Page extract:
* Start *
Only one major airline, perennial moneymaker Southwest Airlines Co., will report a profit for the three months ended March 31 because the discount airline’s operating costs remain among the lowest in the business, predicted analyst Brian Harris of Salomon Smith Barney. United parent UAL Corp. and Delta Air Lines Inc. are expected to post some of the industry’s biggest losses.

The airlines’ results should slowly improve as the year goes on, assuming the economy continues its recovery and there isn’t another major event that jolts the system. Continental, Southwest, Alaska Airlines and AirTran are expected to be back in the black when the current quarter ends, Harris said.

But in a conference call Monday, Continental Chairman Gordon Bethune said he doesn’t “have a lot of hope” the airline will make money in the second quarter because of rising fuel costs and low fares. And “in general, we expect airline management to guide second-quarter estimates downward,” said James Higgins, an analyst at Credit Suisse First Boston.
* End *
Task instructions:
Write out the part of the airline earnings passage starting at "The airlines’ results" and ending at "Suisse First Boston.", keeping it word for word. The data that comes next plays no part in what you need to do here.

Available data:
* Start *
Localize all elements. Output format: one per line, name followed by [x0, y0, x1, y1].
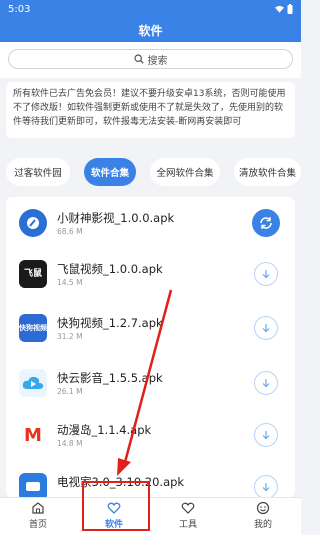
* End *
Answer:
The airlines’ results should slowly improve as the year goes on, assuming the economy continues its recovery and there isn’t another major event that jolts the system. Continental, Southwest, Alaska Airlines and AirTran are expected to be back in the black when the current quarter ends, Harris said.

But in a conference call Monday, Continental Chairman Gordon Bethune said he doesn’t “have a lot of hope” the airline will make money in the second quarter because of rising fuel costs and low fares. And “in general, we expect airline management to guide second-quarter estimates downward,” said James Higgins, an analyst at Credit Suisse First Boston.